--- BEGIN Exercise material ---
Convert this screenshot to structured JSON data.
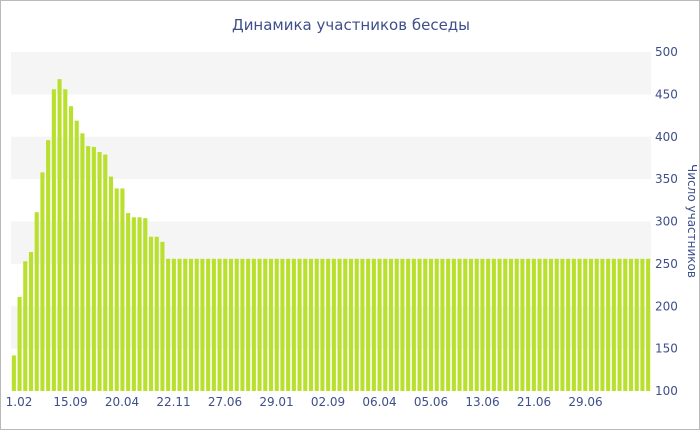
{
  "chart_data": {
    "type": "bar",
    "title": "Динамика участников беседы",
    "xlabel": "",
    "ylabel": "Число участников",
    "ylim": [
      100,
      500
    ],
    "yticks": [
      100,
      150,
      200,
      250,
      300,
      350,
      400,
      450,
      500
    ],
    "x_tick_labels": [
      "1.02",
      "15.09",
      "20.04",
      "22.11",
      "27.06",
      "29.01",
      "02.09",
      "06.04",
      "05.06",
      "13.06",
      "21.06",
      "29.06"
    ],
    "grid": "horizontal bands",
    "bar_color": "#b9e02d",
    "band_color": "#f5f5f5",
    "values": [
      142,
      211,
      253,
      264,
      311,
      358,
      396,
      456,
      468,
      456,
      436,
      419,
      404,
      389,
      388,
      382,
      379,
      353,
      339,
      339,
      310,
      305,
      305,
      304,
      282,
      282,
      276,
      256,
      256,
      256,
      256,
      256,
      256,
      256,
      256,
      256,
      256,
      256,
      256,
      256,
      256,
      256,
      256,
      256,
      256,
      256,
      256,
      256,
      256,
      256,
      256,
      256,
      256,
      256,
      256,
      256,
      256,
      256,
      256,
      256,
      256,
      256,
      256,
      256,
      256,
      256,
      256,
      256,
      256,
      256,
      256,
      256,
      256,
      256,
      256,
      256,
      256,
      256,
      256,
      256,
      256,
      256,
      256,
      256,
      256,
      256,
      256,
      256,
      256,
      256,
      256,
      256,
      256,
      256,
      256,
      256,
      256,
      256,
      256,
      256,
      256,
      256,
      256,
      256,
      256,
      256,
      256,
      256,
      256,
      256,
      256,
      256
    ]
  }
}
--- END Exercise material ---
--- BEGIN Exercise material ---
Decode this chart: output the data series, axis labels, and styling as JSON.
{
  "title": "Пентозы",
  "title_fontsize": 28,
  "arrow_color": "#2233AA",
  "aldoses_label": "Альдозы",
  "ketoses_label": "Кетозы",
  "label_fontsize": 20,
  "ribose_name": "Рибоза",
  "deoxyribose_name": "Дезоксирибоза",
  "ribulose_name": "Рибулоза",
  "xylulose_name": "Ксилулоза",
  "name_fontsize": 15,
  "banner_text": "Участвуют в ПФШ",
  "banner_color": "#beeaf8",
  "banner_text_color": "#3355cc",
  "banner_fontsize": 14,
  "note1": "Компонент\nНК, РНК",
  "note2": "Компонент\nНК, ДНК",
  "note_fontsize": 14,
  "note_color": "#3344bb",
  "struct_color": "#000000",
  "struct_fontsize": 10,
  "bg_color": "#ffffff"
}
--- END Exercise material ---
--- BEGIN Exercise material ---
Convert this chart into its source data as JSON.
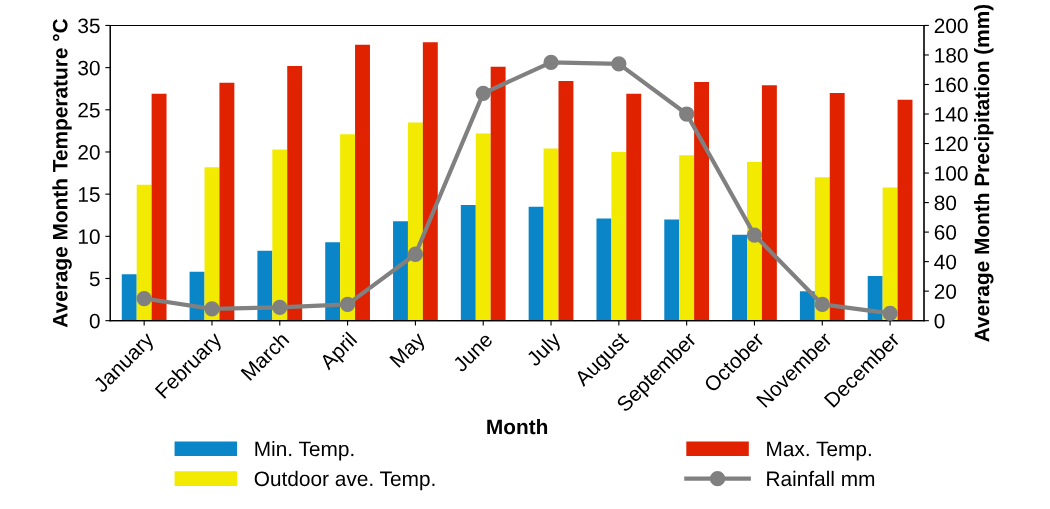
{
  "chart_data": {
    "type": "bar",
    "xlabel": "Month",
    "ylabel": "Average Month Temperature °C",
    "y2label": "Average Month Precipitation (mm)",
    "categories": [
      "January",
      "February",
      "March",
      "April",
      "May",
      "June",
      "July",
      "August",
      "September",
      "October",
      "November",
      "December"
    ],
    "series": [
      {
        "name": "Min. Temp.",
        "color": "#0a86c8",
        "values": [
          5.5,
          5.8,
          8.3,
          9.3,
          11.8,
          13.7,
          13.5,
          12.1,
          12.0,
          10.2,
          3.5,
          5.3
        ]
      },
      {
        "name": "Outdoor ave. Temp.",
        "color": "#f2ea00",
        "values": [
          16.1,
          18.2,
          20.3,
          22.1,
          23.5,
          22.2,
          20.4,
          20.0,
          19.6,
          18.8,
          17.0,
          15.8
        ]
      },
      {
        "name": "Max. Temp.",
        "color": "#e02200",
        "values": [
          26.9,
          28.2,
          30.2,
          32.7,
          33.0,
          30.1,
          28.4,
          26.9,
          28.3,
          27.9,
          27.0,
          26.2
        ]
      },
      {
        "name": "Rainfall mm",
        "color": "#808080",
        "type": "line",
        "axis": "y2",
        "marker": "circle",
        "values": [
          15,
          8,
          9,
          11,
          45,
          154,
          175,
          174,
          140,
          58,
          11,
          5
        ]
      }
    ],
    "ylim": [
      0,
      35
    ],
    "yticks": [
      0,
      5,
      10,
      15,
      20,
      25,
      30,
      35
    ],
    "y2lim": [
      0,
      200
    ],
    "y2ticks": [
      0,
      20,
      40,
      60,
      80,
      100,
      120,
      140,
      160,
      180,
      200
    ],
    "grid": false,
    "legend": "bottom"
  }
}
--- END Exercise material ---
- Work to do -
Locate all lines in the listing above with the word "JSON". Copy them.

- Exercise response -
Convert this screenshot to structured JSON data.
Decode this chart: output the data series, axis labels, and styling as JSON.
Convert this chart into its source data as JSON.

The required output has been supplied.